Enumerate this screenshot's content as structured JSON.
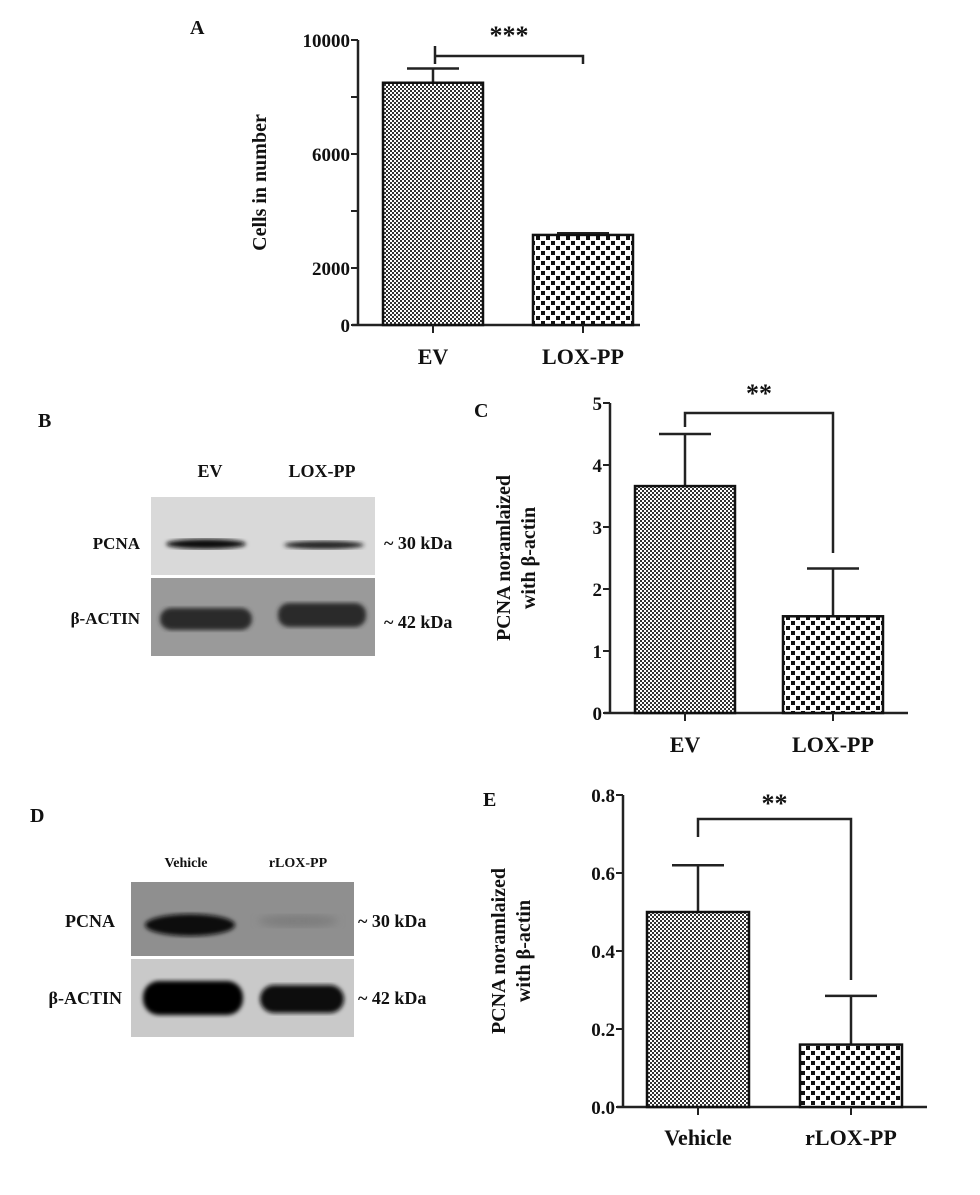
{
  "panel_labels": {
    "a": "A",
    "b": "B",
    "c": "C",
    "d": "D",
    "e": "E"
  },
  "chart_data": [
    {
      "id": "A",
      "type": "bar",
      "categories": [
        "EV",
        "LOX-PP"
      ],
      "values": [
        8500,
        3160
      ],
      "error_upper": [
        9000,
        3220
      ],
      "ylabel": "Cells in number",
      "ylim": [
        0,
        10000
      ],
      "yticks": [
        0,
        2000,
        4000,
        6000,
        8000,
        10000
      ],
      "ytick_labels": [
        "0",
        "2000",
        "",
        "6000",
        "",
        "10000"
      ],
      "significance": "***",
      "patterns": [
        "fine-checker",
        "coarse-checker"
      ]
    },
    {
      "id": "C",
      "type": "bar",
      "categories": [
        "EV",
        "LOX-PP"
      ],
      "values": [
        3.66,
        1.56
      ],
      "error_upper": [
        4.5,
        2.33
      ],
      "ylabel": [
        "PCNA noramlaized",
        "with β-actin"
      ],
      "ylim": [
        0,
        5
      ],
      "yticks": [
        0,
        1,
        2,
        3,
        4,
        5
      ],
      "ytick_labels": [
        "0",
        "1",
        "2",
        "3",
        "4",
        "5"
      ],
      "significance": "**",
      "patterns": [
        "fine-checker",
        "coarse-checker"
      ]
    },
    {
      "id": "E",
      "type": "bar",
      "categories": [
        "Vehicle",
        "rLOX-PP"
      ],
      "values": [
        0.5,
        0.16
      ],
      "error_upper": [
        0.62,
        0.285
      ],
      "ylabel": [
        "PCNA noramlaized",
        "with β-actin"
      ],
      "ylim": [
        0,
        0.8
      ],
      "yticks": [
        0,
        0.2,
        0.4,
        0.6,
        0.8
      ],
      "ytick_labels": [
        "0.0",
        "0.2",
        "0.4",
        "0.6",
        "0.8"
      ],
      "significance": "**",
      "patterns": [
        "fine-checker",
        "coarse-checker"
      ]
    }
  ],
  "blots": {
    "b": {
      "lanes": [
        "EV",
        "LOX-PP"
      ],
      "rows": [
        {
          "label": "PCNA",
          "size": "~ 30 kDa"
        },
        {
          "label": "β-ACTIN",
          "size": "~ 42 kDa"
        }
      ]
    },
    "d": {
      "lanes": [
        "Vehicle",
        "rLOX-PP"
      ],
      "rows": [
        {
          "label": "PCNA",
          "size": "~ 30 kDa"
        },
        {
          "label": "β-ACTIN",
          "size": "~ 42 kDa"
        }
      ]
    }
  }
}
──────────────────────────────
• _Given request_
Reproduce the records above exactly, leaving out every picture they contain.

• _Result below_
Enumerate this screenshot's content as structured JSON.
{
  "panel_labels": {
    "a": "A",
    "b": "B",
    "c": "C",
    "d": "D",
    "e": "E"
  },
  "chart_data": [
    {
      "id": "A",
      "type": "bar",
      "categories": [
        "EV",
        "LOX-PP"
      ],
      "values": [
        8500,
        3160
      ],
      "error_upper": [
        9000,
        3220
      ],
      "ylabel": "Cells in number",
      "ylim": [
        0,
        10000
      ],
      "yticks": [
        0,
        2000,
        4000,
        6000,
        8000,
        10000
      ],
      "ytick_labels": [
        "0",
        "2000",
        "",
        "6000",
        "",
        "10000"
      ],
      "significance": "***",
      "patterns": [
        "fine-checker",
        "coarse-checker"
      ]
    },
    {
      "id": "C",
      "type": "bar",
      "categories": [
        "EV",
        "LOX-PP"
      ],
      "values": [
        3.66,
        1.56
      ],
      "error_upper": [
        4.5,
        2.33
      ],
      "ylabel": [
        "PCNA noramlaized",
        "with β-actin"
      ],
      "ylim": [
        0,
        5
      ],
      "yticks": [
        0,
        1,
        2,
        3,
        4,
        5
      ],
      "ytick_labels": [
        "0",
        "1",
        "2",
        "3",
        "4",
        "5"
      ],
      "significance": "**",
      "patterns": [
        "fine-checker",
        "coarse-checker"
      ]
    },
    {
      "id": "E",
      "type": "bar",
      "categories": [
        "Vehicle",
        "rLOX-PP"
      ],
      "values": [
        0.5,
        0.16
      ],
      "error_upper": [
        0.62,
        0.285
      ],
      "ylabel": [
        "PCNA noramlaized",
        "with β-actin"
      ],
      "ylim": [
        0,
        0.8
      ],
      "yticks": [
        0,
        0.2,
        0.4,
        0.6,
        0.8
      ],
      "ytick_labels": [
        "0.0",
        "0.2",
        "0.4",
        "0.6",
        "0.8"
      ],
      "significance": "**",
      "patterns": [
        "fine-checker",
        "coarse-checker"
      ]
    }
  ],
  "blots": {
    "b": {
      "lanes": [
        "EV",
        "LOX-PP"
      ],
      "rows": [
        {
          "label": "PCNA",
          "size": "~ 30 kDa"
        },
        {
          "label": "β-ACTIN",
          "size": "~ 42 kDa"
        }
      ]
    },
    "d": {
      "lanes": [
        "Vehicle",
        "rLOX-PP"
      ],
      "rows": [
        {
          "label": "PCNA",
          "size": "~ 30 kDa"
        },
        {
          "label": "β-ACTIN",
          "size": "~ 42 kDa"
        }
      ]
    }
  }
}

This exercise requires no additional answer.